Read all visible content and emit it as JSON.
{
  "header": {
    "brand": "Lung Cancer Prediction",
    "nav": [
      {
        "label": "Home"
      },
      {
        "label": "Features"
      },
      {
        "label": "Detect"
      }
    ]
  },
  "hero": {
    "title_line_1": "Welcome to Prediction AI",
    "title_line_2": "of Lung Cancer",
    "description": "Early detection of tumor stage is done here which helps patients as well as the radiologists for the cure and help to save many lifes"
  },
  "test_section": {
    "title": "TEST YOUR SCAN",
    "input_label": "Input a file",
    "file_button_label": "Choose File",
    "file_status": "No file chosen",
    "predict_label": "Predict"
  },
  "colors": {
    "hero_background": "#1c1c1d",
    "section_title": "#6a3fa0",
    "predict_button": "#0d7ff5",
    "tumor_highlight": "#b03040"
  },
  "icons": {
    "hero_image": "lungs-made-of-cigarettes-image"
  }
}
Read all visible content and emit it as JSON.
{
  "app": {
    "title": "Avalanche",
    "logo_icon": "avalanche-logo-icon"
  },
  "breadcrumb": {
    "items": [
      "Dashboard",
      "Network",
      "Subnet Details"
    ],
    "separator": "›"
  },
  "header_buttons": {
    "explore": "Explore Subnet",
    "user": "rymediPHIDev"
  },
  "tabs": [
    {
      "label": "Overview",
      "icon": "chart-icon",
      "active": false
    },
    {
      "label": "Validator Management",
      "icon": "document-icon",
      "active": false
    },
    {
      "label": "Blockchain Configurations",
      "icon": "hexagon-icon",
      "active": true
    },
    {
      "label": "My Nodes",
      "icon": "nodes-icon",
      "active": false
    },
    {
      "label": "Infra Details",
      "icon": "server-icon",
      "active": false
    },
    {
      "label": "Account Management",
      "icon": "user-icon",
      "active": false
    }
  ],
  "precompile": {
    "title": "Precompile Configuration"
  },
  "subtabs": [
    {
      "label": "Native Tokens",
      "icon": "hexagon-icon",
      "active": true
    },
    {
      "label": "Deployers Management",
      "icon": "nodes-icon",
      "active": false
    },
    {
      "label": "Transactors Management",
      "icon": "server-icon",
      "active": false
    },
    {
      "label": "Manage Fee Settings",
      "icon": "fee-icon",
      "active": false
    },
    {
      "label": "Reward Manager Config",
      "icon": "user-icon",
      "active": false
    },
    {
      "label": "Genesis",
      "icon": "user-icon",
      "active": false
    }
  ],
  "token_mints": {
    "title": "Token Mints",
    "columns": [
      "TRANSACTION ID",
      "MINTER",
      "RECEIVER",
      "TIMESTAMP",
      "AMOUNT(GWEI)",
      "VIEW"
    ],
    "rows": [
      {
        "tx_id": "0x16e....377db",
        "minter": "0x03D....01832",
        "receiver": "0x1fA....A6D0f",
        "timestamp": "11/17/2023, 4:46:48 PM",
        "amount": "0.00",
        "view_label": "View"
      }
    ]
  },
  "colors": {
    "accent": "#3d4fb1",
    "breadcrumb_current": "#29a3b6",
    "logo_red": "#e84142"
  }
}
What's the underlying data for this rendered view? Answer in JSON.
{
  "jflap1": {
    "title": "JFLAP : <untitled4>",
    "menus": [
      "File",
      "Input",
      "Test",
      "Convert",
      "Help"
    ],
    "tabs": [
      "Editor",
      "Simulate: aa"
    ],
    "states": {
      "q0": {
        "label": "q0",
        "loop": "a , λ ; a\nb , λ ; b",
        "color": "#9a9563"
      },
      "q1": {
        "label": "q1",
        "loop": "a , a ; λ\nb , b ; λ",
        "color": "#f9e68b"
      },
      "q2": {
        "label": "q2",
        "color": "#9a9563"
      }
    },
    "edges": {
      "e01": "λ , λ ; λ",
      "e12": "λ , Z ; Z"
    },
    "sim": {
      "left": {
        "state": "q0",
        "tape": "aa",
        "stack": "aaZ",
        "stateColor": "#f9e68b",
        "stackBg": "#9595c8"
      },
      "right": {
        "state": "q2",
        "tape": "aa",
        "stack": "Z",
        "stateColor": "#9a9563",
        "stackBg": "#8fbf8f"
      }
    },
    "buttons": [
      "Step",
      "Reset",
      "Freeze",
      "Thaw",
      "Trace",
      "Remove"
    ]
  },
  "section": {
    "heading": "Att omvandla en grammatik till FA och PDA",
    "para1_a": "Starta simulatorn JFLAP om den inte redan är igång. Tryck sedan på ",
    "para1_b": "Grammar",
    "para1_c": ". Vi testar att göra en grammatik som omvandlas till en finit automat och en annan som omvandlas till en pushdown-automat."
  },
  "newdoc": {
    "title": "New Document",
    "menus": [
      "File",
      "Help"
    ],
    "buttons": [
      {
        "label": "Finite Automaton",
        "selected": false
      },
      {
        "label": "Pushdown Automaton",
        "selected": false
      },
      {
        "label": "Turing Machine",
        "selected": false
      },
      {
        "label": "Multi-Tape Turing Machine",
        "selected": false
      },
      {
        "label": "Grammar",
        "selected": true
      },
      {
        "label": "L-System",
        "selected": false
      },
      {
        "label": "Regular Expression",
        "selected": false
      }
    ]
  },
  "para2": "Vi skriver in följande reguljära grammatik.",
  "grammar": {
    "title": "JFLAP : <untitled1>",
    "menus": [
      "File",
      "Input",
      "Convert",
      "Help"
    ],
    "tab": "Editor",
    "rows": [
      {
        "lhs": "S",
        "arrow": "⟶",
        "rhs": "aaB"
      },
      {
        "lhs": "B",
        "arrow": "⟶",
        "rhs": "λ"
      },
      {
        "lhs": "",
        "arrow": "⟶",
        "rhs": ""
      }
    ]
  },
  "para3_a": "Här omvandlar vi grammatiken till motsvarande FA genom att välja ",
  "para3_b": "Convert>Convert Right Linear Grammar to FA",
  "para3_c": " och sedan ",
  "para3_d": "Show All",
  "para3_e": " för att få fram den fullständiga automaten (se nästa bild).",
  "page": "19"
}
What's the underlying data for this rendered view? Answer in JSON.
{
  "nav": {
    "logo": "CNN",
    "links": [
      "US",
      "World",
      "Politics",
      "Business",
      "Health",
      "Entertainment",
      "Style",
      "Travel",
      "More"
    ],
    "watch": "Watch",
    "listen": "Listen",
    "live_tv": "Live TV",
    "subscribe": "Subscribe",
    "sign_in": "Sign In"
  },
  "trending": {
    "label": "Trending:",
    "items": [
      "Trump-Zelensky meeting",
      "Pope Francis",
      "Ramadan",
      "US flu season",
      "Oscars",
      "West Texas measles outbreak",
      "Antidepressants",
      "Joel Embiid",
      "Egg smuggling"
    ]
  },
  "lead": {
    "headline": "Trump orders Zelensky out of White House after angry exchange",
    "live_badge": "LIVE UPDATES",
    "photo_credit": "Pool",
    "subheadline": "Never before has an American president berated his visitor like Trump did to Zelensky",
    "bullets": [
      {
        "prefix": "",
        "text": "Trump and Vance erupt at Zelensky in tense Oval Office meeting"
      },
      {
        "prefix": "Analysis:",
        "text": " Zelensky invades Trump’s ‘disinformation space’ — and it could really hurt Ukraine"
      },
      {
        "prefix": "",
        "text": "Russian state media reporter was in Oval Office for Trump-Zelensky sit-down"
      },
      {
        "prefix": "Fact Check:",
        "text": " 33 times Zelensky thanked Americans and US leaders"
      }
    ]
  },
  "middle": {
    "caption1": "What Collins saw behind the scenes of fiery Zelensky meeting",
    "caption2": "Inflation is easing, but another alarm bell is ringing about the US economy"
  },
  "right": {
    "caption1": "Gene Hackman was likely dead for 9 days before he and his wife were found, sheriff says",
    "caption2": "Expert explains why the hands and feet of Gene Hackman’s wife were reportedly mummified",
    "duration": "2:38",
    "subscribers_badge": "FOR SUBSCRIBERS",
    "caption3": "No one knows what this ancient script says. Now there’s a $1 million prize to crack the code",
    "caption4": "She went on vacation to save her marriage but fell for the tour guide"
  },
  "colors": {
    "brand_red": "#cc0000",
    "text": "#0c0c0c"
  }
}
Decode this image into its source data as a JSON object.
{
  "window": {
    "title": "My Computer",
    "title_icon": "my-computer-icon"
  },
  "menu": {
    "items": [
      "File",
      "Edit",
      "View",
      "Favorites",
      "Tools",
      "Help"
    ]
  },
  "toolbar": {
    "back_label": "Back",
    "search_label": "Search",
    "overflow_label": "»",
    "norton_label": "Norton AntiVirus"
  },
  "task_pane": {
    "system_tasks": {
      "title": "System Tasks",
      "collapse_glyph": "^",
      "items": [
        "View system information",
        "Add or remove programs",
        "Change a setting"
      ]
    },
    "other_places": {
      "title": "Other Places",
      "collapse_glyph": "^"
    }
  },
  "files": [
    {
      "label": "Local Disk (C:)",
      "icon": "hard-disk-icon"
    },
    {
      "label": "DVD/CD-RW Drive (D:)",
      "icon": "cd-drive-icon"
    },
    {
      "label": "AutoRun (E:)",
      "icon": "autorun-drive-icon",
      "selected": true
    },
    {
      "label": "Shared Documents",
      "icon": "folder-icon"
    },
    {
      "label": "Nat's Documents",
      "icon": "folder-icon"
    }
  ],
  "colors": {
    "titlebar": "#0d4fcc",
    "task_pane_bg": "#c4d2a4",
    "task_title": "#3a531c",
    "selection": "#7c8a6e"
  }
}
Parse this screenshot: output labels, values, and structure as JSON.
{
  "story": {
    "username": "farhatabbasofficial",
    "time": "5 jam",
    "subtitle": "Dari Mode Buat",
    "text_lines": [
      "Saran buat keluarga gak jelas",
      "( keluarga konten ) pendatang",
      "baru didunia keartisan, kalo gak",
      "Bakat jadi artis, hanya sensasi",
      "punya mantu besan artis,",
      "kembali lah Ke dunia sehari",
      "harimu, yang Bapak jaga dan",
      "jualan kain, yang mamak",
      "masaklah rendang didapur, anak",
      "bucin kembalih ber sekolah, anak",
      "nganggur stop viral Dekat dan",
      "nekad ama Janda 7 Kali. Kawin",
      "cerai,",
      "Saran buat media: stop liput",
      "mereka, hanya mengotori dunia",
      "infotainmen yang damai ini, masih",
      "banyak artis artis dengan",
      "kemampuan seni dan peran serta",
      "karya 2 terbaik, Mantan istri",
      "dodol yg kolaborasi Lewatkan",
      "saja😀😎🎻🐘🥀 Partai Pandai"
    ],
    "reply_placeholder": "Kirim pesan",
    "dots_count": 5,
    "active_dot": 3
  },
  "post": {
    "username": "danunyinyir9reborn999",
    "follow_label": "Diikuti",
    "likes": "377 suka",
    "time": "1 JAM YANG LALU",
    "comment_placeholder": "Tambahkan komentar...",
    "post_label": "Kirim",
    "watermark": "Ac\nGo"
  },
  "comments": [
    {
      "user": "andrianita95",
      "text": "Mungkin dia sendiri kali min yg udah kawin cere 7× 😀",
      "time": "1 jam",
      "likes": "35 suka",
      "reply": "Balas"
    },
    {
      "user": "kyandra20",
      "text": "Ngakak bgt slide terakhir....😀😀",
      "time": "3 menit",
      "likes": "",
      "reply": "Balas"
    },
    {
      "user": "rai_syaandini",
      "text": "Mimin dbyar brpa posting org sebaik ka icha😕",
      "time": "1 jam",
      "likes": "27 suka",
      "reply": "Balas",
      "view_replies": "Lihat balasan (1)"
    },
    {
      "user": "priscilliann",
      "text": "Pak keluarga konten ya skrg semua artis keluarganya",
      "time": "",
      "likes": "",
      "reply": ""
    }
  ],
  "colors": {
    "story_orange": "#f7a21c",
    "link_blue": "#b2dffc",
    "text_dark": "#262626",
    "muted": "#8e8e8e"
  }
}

Work required:
Return every line of the listing that has the word "save" in it.

Written response:
    "description": "Early detection of tumor stage is done here which helps patients as well as the radiologists for the cure and help to save many lifes"
    "caption4": "She went on vacation to save her marriage but fell for the tour guide"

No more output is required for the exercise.